◆ INPUT FOR THIS TASK ◆
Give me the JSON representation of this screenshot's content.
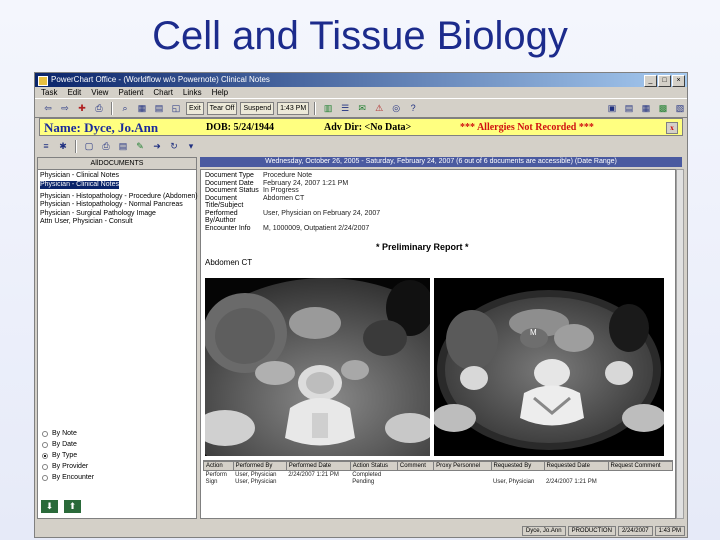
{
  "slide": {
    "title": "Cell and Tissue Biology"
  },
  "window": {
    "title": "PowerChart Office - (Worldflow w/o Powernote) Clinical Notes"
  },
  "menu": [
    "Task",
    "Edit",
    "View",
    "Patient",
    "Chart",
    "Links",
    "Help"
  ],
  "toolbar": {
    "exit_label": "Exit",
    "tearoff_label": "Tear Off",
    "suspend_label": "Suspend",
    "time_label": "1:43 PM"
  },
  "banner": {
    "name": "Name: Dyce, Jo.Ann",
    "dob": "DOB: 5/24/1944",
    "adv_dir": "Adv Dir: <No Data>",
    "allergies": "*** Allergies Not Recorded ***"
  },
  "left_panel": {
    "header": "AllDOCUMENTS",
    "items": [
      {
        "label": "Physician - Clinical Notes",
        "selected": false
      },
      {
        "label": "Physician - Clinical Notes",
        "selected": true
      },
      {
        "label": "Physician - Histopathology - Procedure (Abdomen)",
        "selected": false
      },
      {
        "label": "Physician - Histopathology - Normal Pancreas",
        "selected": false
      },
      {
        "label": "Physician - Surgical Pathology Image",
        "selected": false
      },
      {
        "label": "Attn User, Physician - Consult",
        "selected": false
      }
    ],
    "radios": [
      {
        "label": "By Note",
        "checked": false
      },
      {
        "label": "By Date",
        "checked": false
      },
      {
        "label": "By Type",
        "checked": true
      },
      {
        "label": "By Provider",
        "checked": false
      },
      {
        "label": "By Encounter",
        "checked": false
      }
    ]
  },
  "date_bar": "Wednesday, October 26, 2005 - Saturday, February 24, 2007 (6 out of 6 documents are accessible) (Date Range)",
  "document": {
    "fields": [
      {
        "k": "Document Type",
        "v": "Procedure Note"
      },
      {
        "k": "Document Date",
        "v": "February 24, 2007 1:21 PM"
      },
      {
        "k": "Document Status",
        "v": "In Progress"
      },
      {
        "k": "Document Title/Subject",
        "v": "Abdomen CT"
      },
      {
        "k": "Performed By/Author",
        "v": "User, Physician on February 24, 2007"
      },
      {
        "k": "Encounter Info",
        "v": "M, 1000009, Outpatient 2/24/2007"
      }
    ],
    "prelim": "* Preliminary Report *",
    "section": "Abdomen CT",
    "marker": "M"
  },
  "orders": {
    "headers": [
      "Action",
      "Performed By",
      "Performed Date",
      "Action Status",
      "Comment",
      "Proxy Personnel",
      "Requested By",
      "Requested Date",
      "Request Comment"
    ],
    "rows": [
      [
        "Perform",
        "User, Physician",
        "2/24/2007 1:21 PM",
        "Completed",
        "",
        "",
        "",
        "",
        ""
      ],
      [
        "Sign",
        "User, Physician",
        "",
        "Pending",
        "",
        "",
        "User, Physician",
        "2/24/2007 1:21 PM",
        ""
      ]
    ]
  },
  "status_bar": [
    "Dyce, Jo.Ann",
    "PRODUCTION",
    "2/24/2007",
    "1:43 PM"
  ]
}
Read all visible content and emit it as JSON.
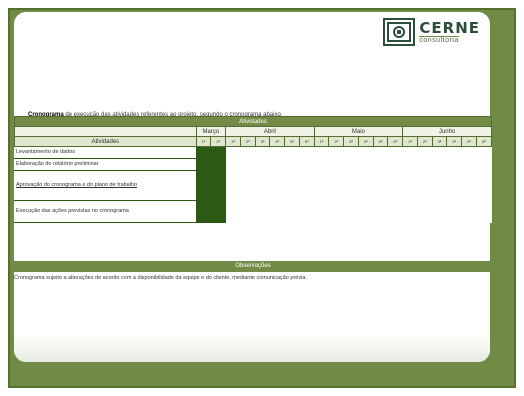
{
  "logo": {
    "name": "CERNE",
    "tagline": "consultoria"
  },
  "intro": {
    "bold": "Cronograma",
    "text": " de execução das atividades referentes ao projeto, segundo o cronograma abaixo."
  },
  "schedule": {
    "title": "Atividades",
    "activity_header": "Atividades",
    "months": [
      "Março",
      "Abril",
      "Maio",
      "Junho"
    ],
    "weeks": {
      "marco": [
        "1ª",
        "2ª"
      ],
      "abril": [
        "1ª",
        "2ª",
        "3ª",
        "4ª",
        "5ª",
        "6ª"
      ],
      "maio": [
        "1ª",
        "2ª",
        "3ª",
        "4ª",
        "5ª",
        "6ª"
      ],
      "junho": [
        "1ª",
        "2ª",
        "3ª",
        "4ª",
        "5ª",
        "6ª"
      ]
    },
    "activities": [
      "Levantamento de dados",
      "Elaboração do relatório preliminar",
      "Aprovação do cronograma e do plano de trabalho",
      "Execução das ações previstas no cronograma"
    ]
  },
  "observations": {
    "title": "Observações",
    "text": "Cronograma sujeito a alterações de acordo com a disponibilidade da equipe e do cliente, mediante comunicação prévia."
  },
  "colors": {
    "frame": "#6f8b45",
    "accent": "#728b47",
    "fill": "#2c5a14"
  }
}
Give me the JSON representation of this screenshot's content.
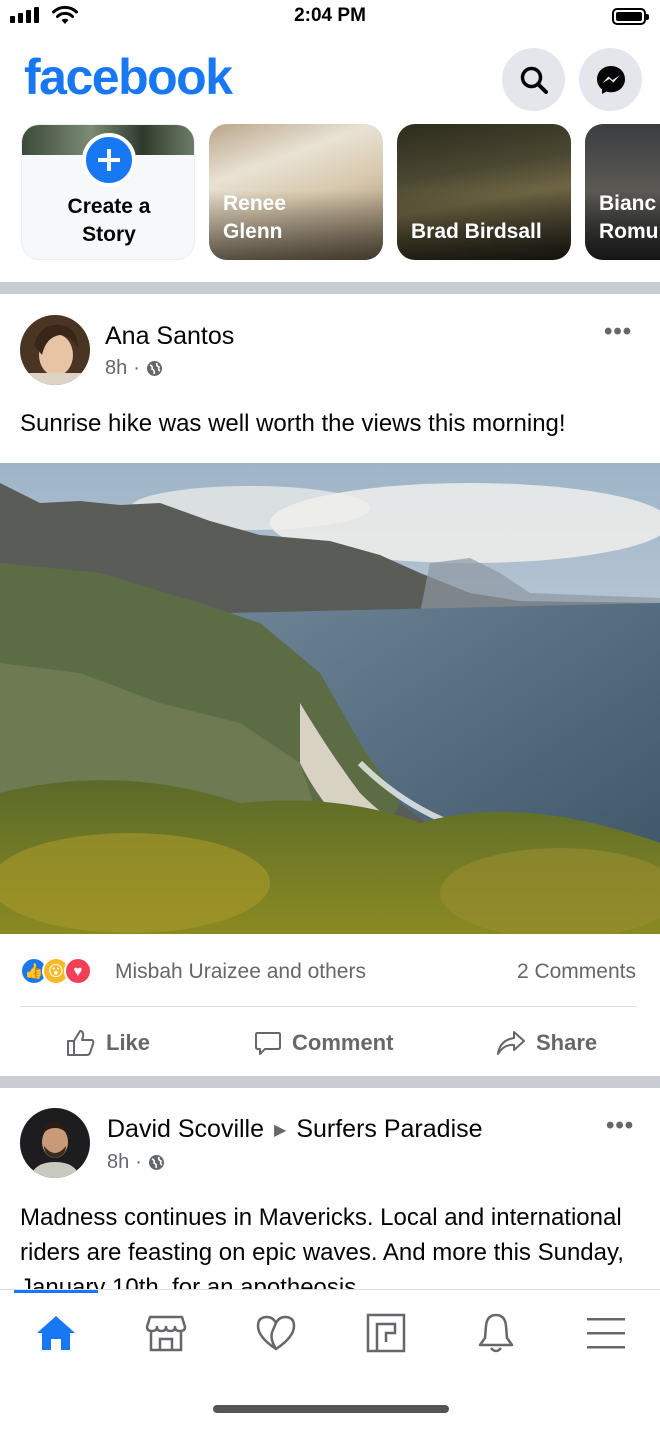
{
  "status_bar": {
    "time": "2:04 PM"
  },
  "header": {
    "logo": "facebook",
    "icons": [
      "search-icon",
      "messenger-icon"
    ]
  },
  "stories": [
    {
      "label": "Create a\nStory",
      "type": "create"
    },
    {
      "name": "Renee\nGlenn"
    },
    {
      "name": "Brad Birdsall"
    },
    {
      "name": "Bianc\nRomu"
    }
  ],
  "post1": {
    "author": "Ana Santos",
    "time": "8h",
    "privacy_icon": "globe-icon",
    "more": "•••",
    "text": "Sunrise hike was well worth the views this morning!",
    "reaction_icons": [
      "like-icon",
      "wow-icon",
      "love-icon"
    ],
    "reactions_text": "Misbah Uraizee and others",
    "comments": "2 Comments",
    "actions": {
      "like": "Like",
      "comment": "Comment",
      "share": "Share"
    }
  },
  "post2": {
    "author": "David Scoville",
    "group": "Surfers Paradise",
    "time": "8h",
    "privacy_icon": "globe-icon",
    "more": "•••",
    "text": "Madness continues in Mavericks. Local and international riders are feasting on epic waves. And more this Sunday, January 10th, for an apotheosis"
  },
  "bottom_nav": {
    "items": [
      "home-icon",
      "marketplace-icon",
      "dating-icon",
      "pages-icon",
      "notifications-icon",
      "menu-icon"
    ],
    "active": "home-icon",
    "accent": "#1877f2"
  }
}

◆ WHAT NEEDS TO BE DONE ◆
Copy out the data above exactly, except the pictures.

◆ RESPONSE TO THIS EXERCISE ◆
Give me the JSON representation of this screenshot's content.
{
  "slide": {
    "title": "Cell and Tissue Biology"
  },
  "window": {
    "title": "PowerChart Office - (Worldflow w/o Powernote) Clinical Notes"
  },
  "menu": [
    "Task",
    "Edit",
    "View",
    "Patient",
    "Chart",
    "Links",
    "Help"
  ],
  "toolbar": {
    "exit_label": "Exit",
    "tearoff_label": "Tear Off",
    "suspend_label": "Suspend",
    "time_label": "1:43 PM"
  },
  "banner": {
    "name": "Name: Dyce, Jo.Ann",
    "dob": "DOB: 5/24/1944",
    "adv_dir": "Adv Dir: <No Data>",
    "allergies": "*** Allergies Not Recorded ***"
  },
  "left_panel": {
    "header": "AllDOCUMENTS",
    "items": [
      {
        "label": "Physician - Clinical Notes",
        "selected": false
      },
      {
        "label": "Physician - Clinical Notes",
        "selected": true
      },
      {
        "label": "Physician - Histopathology - Procedure (Abdomen)",
        "selected": false
      },
      {
        "label": "Physician - Histopathology - Normal Pancreas",
        "selected": false
      },
      {
        "label": "Physician - Surgical Pathology Image",
        "selected": false
      },
      {
        "label": "Attn User, Physician - Consult",
        "selected": false
      }
    ],
    "radios": [
      {
        "label": "By Note",
        "checked": false
      },
      {
        "label": "By Date",
        "checked": false
      },
      {
        "label": "By Type",
        "checked": true
      },
      {
        "label": "By Provider",
        "checked": false
      },
      {
        "label": "By Encounter",
        "checked": false
      }
    ]
  },
  "date_bar": "Wednesday, October 26, 2005 - Saturday, February 24, 2007 (6 out of 6 documents are accessible) (Date Range)",
  "document": {
    "fields": [
      {
        "k": "Document Type",
        "v": "Procedure Note"
      },
      {
        "k": "Document Date",
        "v": "February 24, 2007 1:21 PM"
      },
      {
        "k": "Document Status",
        "v": "In Progress"
      },
      {
        "k": "Document Title/Subject",
        "v": "Abdomen CT"
      },
      {
        "k": "Performed By/Author",
        "v": "User, Physician on February 24, 2007"
      },
      {
        "k": "Encounter Info",
        "v": "M, 1000009, Outpatient 2/24/2007"
      }
    ],
    "prelim": "* Preliminary Report *",
    "section": "Abdomen CT",
    "marker": "M"
  },
  "orders": {
    "headers": [
      "Action",
      "Performed By",
      "Performed Date",
      "Action Status",
      "Comment",
      "Proxy Personnel",
      "Requested By",
      "Requested Date",
      "Request Comment"
    ],
    "rows": [
      [
        "Perform",
        "User, Physician",
        "2/24/2007 1:21 PM",
        "Completed",
        "",
        "",
        "",
        "",
        ""
      ],
      [
        "Sign",
        "User, Physician",
        "",
        "Pending",
        "",
        "",
        "User, Physician",
        "2/24/2007 1:21 PM",
        ""
      ]
    ]
  },
  "status_bar": [
    "Dyce, Jo.Ann",
    "PRODUCTION",
    "2/24/2007",
    "1:43 PM"
  ]
}
Read all visible content and emit it as JSON.
{
  "logo": {
    "name": "CERNE",
    "tagline": "consultoria"
  },
  "intro": {
    "bold": "Cronograma",
    "text": " de execução das atividades referentes ao projeto, segundo o cronograma abaixo."
  },
  "schedule": {
    "title": "Atividades",
    "activity_header": "Atividades",
    "months": [
      "Março",
      "Abril",
      "Maio",
      "Junho"
    ],
    "weeks": {
      "marco": [
        "1ª",
        "2ª"
      ],
      "abril": [
        "1ª",
        "2ª",
        "3ª",
        "4ª",
        "5ª",
        "6ª"
      ],
      "maio": [
        "1ª",
        "2ª",
        "3ª",
        "4ª",
        "5ª",
        "6ª"
      ],
      "junho": [
        "1ª",
        "2ª",
        "3ª",
        "4ª",
        "5ª",
        "6ª"
      ]
    },
    "activities": [
      "Levantamento de dados",
      "Elaboração do relatório preliminar",
      "Aprovação do cronograma e do plano de trabalho",
      "Execução das ações previstas no cronograma"
    ]
  },
  "observations": {
    "title": "Observações",
    "text": "Cronograma sujeito a alterações de acordo com a disponibilidade da equipe e do cliente, mediante comunicação prévia."
  },
  "colors": {
    "frame": "#6f8b45",
    "accent": "#728b47",
    "fill": "#2c5a14"
  }
}
Give me the JSON representation of this screenshot's content.
{
  "status_bar": {
    "time": "2:04 PM"
  },
  "header": {
    "logo": "facebook",
    "icons": [
      "search-icon",
      "messenger-icon"
    ]
  },
  "stories": [
    {
      "label": "Create a\nStory",
      "type": "create"
    },
    {
      "name": "Renee\nGlenn"
    },
    {
      "name": "Brad Birdsall"
    },
    {
      "name": "Bianc\nRomu"
    }
  ],
  "post1": {
    "author": "Ana Santos",
    "time": "8h",
    "privacy_icon": "globe-icon",
    "more": "•••",
    "text": "Sunrise hike was well worth the views this morning!",
    "reaction_icons": [
      "like-icon",
      "wow-icon",
      "love-icon"
    ],
    "reactions_text": "Misbah Uraizee and others",
    "comments": "2 Comments",
    "actions": {
      "like": "Like",
      "comment": "Comment",
      "share": "Share"
    }
  },
  "post2": {
    "author": "David Scoville",
    "group": "Surfers Paradise",
    "time": "8h",
    "privacy_icon": "globe-icon",
    "more": "•••",
    "text": "Madness continues in Mavericks. Local and international riders are feasting on epic waves. And more this Sunday, January 10th, for an apotheosis"
  },
  "bottom_nav": {
    "items": [
      "home-icon",
      "marketplace-icon",
      "dating-icon",
      "pages-icon",
      "notifications-icon",
      "menu-icon"
    ],
    "active": "home-icon",
    "accent": "#1877f2"
  }
}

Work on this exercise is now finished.